# [YOUR INSTRUCTIONS]
All lines featuring the string "Florida" are to be listed.

-- Start of RECORDS SHOWN --

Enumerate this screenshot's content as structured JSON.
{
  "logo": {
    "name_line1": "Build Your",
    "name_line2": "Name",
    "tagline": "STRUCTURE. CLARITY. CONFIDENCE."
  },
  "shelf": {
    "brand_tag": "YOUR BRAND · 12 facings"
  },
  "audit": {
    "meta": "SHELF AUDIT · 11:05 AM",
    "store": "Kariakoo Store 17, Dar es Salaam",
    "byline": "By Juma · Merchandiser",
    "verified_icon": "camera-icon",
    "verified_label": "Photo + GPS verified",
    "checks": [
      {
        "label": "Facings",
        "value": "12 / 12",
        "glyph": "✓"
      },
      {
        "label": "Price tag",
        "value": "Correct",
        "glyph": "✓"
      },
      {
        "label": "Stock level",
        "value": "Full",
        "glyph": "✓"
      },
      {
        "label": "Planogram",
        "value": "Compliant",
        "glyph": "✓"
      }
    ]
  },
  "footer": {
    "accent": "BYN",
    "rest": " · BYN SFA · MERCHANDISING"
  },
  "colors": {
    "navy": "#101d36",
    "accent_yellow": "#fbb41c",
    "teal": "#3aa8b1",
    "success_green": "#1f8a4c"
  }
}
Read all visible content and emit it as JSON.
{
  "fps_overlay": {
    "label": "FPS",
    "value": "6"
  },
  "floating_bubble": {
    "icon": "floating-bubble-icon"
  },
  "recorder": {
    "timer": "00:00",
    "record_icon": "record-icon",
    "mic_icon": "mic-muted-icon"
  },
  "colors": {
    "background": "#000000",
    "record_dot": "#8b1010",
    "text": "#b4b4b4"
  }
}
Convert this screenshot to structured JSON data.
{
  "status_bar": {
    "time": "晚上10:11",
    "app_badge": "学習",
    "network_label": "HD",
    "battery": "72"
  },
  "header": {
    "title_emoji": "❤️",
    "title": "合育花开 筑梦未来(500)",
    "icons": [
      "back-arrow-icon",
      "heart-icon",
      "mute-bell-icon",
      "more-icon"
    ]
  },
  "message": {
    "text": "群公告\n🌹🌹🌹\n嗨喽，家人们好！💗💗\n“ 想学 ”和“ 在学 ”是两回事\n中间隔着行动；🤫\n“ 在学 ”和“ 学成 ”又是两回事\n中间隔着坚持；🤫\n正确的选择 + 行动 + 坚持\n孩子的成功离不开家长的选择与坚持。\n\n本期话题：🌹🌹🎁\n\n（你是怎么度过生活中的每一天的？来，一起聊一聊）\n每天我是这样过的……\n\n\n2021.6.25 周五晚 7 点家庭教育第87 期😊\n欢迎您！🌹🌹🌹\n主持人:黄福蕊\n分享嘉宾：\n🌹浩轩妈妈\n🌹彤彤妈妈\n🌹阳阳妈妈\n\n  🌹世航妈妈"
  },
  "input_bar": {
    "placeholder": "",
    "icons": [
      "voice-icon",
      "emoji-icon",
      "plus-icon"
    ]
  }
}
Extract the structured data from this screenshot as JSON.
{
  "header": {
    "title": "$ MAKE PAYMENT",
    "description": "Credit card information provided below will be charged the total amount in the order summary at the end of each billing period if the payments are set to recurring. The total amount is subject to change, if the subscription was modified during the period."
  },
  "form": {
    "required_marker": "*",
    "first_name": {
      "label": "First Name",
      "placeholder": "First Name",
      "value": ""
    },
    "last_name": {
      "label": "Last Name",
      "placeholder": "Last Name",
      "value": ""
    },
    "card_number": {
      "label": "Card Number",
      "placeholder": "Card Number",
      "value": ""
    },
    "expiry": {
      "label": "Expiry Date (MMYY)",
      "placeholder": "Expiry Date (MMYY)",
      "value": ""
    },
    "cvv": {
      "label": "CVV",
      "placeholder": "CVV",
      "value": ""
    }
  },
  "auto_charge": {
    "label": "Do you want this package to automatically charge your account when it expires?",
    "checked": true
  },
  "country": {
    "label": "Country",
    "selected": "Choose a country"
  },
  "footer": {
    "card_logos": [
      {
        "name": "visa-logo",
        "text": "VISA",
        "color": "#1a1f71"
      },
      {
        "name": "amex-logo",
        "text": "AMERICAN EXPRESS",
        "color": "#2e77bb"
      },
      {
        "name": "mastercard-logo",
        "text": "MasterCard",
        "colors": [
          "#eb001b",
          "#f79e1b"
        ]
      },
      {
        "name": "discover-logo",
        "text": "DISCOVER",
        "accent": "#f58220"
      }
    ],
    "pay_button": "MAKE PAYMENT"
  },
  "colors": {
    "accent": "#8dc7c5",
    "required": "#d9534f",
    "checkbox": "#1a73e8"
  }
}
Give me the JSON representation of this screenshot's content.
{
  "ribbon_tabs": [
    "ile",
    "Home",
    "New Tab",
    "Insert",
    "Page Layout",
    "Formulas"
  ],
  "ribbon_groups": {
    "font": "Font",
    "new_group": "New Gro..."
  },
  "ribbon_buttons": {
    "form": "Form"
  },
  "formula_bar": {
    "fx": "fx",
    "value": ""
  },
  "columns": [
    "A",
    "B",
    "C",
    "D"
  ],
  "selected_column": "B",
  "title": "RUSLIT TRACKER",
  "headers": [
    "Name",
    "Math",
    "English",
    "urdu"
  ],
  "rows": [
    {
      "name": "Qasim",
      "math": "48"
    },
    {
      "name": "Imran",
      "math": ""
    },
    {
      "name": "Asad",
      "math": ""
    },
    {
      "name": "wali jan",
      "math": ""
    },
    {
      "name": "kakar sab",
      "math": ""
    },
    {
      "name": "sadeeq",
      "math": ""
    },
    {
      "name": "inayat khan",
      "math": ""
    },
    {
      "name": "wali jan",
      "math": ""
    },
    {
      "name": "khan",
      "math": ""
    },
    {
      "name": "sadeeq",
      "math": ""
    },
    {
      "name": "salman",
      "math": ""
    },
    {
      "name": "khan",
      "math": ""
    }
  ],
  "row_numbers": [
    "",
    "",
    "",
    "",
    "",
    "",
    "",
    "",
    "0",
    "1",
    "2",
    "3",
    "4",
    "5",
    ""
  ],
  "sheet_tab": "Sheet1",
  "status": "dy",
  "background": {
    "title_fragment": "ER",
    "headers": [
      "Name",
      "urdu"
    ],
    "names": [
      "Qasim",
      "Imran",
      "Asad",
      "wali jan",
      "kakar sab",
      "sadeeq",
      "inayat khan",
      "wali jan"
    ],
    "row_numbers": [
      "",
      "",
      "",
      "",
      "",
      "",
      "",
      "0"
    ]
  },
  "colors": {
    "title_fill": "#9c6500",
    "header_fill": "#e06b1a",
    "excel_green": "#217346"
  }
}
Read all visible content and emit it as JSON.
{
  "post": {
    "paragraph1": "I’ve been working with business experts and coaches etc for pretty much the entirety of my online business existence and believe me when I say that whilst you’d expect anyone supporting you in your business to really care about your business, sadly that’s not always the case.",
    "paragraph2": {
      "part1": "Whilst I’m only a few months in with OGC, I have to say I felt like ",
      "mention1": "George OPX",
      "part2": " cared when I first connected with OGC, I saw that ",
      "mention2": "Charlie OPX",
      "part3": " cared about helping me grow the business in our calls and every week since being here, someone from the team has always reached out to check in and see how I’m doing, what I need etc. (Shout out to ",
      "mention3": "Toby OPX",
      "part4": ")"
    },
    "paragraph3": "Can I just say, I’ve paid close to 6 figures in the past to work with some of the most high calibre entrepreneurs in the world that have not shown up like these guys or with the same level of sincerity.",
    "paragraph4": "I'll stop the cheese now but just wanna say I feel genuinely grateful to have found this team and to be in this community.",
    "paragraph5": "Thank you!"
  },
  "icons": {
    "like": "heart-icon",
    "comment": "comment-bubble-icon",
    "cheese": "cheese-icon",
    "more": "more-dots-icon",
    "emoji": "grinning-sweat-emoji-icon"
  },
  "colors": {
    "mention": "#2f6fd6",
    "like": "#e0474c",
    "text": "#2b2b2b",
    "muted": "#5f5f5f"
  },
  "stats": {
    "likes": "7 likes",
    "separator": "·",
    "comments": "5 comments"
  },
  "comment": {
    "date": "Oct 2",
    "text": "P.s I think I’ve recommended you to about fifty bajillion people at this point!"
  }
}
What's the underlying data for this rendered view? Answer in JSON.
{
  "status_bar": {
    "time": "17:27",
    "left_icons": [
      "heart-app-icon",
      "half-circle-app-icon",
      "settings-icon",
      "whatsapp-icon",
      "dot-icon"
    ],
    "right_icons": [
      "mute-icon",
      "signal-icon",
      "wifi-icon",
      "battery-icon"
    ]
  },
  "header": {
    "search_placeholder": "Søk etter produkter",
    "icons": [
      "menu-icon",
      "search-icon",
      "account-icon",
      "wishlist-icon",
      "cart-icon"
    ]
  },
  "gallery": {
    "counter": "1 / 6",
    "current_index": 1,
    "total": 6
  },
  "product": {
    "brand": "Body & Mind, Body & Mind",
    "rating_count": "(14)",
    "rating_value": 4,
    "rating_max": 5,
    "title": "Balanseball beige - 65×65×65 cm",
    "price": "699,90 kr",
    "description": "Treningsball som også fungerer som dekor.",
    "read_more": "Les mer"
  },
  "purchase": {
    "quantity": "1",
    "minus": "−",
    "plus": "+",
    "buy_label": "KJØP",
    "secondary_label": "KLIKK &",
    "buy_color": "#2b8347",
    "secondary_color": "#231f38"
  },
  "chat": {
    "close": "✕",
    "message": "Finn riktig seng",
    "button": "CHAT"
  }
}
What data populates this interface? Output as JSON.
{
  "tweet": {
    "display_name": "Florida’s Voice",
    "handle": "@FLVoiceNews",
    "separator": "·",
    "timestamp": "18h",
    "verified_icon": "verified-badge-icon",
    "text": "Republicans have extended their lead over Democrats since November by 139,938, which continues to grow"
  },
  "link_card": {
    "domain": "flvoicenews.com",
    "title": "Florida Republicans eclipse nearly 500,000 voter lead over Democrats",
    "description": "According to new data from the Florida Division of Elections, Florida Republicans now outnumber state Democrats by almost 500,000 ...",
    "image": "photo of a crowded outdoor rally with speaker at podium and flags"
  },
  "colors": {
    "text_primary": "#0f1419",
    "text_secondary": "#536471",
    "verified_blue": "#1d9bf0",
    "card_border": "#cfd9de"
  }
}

-- End of RECORDS SHOWN --

# [THE OUTPUT]
    "display_name": "Florida’s Voice",
    "title": "Florida Republicans eclipse nearly 500,000 voter lead over Democrats",
    "description": "According to new data from the Florida Division of Elections, Florida Republicans now outnumber state Democrats by almost 500,000 ...",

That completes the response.